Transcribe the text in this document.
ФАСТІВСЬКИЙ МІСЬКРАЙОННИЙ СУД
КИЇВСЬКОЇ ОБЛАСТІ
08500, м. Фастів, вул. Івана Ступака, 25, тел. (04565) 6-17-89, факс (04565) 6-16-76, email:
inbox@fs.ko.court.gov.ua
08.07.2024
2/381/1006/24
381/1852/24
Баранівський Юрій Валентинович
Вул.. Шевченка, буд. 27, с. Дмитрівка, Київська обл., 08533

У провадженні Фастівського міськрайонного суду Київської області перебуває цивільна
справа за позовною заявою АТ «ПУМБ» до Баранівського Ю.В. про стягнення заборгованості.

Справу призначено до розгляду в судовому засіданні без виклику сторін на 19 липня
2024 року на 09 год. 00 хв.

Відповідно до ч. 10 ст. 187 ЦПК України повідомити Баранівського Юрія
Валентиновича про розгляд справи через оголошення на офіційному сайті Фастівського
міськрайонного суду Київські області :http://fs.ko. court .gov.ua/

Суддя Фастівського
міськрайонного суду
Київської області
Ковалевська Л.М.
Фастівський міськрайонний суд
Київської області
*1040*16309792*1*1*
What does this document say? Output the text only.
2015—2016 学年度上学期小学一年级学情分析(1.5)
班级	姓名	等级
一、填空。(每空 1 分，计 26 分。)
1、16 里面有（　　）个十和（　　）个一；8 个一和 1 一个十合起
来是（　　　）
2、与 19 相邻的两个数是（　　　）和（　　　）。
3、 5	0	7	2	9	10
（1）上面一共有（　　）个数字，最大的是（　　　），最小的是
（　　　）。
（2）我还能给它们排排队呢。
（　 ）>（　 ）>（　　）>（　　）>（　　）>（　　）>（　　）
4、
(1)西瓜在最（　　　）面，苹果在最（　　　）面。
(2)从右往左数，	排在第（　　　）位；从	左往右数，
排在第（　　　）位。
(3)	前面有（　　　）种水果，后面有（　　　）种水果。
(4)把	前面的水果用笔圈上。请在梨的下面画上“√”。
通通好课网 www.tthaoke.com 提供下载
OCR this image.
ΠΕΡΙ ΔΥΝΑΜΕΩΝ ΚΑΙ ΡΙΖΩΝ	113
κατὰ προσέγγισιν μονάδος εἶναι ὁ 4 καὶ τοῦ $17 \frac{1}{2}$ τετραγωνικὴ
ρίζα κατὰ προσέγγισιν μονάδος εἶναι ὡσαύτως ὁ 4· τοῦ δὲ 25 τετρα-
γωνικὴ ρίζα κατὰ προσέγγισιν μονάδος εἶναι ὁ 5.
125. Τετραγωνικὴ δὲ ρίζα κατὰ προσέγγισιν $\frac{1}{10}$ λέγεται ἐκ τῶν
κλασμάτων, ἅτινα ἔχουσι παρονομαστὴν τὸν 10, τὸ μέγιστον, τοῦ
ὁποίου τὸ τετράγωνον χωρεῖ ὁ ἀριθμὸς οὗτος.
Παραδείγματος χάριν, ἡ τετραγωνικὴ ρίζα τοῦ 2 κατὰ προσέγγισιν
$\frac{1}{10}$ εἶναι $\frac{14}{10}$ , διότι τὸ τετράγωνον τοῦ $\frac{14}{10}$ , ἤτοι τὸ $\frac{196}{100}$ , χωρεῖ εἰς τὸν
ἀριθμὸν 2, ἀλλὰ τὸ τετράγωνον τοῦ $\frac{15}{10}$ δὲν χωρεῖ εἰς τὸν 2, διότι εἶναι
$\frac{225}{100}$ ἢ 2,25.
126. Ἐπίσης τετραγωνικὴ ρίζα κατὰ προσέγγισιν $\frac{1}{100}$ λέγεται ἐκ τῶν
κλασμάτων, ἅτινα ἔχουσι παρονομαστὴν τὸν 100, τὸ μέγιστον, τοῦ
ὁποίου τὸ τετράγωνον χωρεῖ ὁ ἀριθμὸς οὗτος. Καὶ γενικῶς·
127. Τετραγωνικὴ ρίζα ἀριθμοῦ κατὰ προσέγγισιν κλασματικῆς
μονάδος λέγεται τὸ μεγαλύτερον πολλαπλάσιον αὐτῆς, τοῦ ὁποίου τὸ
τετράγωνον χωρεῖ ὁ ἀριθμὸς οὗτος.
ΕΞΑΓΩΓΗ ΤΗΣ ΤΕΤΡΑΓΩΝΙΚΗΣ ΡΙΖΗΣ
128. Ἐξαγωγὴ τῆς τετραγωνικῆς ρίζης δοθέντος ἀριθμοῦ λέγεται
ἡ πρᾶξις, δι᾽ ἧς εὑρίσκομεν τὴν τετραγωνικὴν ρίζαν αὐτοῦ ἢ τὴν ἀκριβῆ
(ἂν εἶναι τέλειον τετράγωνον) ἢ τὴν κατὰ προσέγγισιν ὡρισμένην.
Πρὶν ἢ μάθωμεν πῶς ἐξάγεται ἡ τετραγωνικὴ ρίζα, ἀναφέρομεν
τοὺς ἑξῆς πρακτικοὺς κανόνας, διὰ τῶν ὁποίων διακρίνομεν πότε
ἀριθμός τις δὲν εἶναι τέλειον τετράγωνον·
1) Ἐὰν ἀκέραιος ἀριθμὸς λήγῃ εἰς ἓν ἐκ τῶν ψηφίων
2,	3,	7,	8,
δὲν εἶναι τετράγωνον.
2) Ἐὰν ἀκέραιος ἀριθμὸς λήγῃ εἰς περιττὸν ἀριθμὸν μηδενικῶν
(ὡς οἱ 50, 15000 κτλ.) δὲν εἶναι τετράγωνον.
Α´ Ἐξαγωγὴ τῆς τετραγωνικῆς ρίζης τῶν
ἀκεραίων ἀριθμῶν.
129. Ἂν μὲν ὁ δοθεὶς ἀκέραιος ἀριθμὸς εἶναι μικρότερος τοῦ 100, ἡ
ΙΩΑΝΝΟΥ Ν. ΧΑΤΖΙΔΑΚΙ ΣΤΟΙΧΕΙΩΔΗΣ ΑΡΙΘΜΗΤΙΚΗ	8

· · · · ·

* Aim:
Please restate the records in full, word for word.

* The reply:
Transcribe the text in this document.
ФАСТІВСЬКИЙ МІСЬКРАЙОННИЙ СУД
КИЇВСЬКОЇ ОБЛАСТІ
08500, м. Фастів, вул. Івана Ступака, 25, тел. (04565) 6-17-89, факс (04565) 6-16-76, email:
inbox@fs.ko.court.gov.ua
08.07.2024
2/381/1006/24
381/1852/24
Баранівський Юрій Валентинович
Вул.. Шевченка, буд. 27, с. Дмитрівка, Київська обл., 08533

У провадженні Фастівського міськрайонного суду Київської області перебуває цивільна
справа за позовною заявою АТ «ПУМБ» до Баранівського Ю.В. про стягнення заборгованості.

Справу призначено до розгляду в судовому засіданні без виклику сторін на 19 липня
2024 року на 09 год. 00 хв.

Відповідно до ч. 10 ст. 187 ЦПК України повідомити Баранівського Юрія
Валентиновича про розгляд справи через оголошення на офіційному сайті Фастівського
міськрайонного суду Київські області :http://fs.ko. court .gov.ua/

Суддя Фастівського
міськрайонного суду
Київської області
Ковалевська Л.М.
Фастівський міськрайонний суд
Київської області
*1040*16309792*1*1*
What does this document say? Output the text only.
2015—2016 学年度上学期小学一年级学情分析(1.5)
班级	姓名	等级
一、填空。(每空 1 分，计 26 分。)
1、16 里面有（　　）个十和（　　）个一；8 个一和 1 一个十合起
来是（　　　）
2、与 19 相邻的两个数是（　　　）和（　　　）。
3、 5	0	7	2	9	10
（1）上面一共有（　　）个数字，最大的是（　　　），最小的是
（　　　）。
（2）我还能给它们排排队呢。
（　 ）>（　 ）>（　　）>（　　）>（　　）>（　　）>（　　）
4、
(1)西瓜在最（　　　）面，苹果在最（　　　）面。
(2)从右往左数，	排在第（　　　）位；从	左往右数，
排在第（　　　）位。
(3)	前面有（　　　）种水果，后面有（　　　）种水果。
(4)把	前面的水果用笔圈上。请在梨的下面画上“√”。
通通好课网 www.tthaoke.com 提供下载
OCR this image.
ΠΕΡΙ ΔΥΝΑΜΕΩΝ ΚΑΙ ΡΙΖΩΝ	113
κατὰ προσέγγισιν μονάδος εἶναι ὁ 4 καὶ τοῦ $17 \frac{1}{2}$ τετραγωνικὴ
ρίζα κατὰ προσέγγισιν μονάδος εἶναι ὡσαύτως ὁ 4· τοῦ δὲ 25 τετρα-
γωνικὴ ρίζα κατὰ προσέγγισιν μονάδος εἶναι ὁ 5.
125. Τετραγωνικὴ δὲ ρίζα κατὰ προσέγγισιν $\frac{1}{10}$ λέγεται ἐκ τῶν
κλασμάτων, ἅτινα ἔχουσι παρονομαστὴν τὸν 10, τὸ μέγιστον, τοῦ
ὁποίου τὸ τετράγωνον χωρεῖ ὁ ἀριθμὸς οὗτος.
Παραδείγματος χάριν, ἡ τετραγωνικὴ ρίζα τοῦ 2 κατὰ προσέγγισιν
$\frac{1}{10}$ εἶναι $\frac{14}{10}$ , διότι τὸ τετράγωνον τοῦ $\frac{14}{10}$ , ἤτοι τὸ $\frac{196}{100}$ , χωρεῖ εἰς τὸν
ἀριθμὸν 2, ἀλλὰ τὸ τετράγωνον τοῦ $\frac{15}{10}$ δὲν χωρεῖ εἰς τὸν 2, διότι εἶναι
$\frac{225}{100}$ ἢ 2,25.
126. Ἐπίσης τετραγωνικὴ ρίζα κατὰ προσέγγισιν $\frac{1}{100}$ λέγεται ἐκ τῶν
κλασμάτων, ἅτινα ἔχουσι παρονομαστὴν τὸν 100, τὸ μέγιστον, τοῦ
ὁποίου τὸ τετράγωνον χωρεῖ ὁ ἀριθμὸς οὗτος. Καὶ γενικῶς·
127. Τετραγωνικὴ ρίζα ἀριθμοῦ κατὰ προσέγγισιν κλασματικῆς
μονάδος λέγεται τὸ μεγαλύτερον πολλαπλάσιον αὐτῆς, τοῦ ὁποίου τὸ
τετράγωνον χωρεῖ ὁ ἀριθμὸς οὗτος.
ΕΞΑΓΩΓΗ ΤΗΣ ΤΕΤΡΑΓΩΝΙΚΗΣ ΡΙΖΗΣ
128. Ἐξαγωγὴ τῆς τετραγωνικῆς ρίζης δοθέντος ἀριθμοῦ λέγεται
ἡ πρᾶξις, δι᾽ ἧς εὑρίσκομεν τὴν τετραγωνικὴν ρίζαν αὐτοῦ ἢ τὴν ἀκριβῆ
(ἂν εἶναι τέλειον τετράγωνον) ἢ τὴν κατὰ προσέγγισιν ὡρισμένην.
Πρὶν ἢ μάθωμεν πῶς ἐξάγεται ἡ τετραγωνικὴ ρίζα, ἀναφέρομεν
τοὺς ἑξῆς πρακτικοὺς κανόνας, διὰ τῶν ὁποίων διακρίνομεν πότε
ἀριθμός τις δὲν εἶναι τέλειον τετράγωνον·
1) Ἐὰν ἀκέραιος ἀριθμὸς λήγῃ εἰς ἓν ἐκ τῶν ψηφίων
2,	3,	7,	8,
δὲν εἶναι τετράγωνον.
2) Ἐὰν ἀκέραιος ἀριθμὸς λήγῃ εἰς περιττὸν ἀριθμὸν μηδενικῶν
(ὡς οἱ 50, 15000 κτλ.) δὲν εἶναι τετράγωνον.
Α´ Ἐξαγωγὴ τῆς τετραγωνικῆς ρίζης τῶν
ἀκεραίων ἀριθμῶν.
129. Ἂν μὲν ὁ δοθεὶς ἀκέραιος ἀριθμὸς εἶναι μικρότερος τοῦ 100, ἡ
ΙΩΑΝΝΟΥ Ν. ΧΑΤΖΙΔΑΚΙ ΣΤΟΙΧΕΙΩΔΗΣ ΑΡΙΘΜΗΤΙΚΗ	8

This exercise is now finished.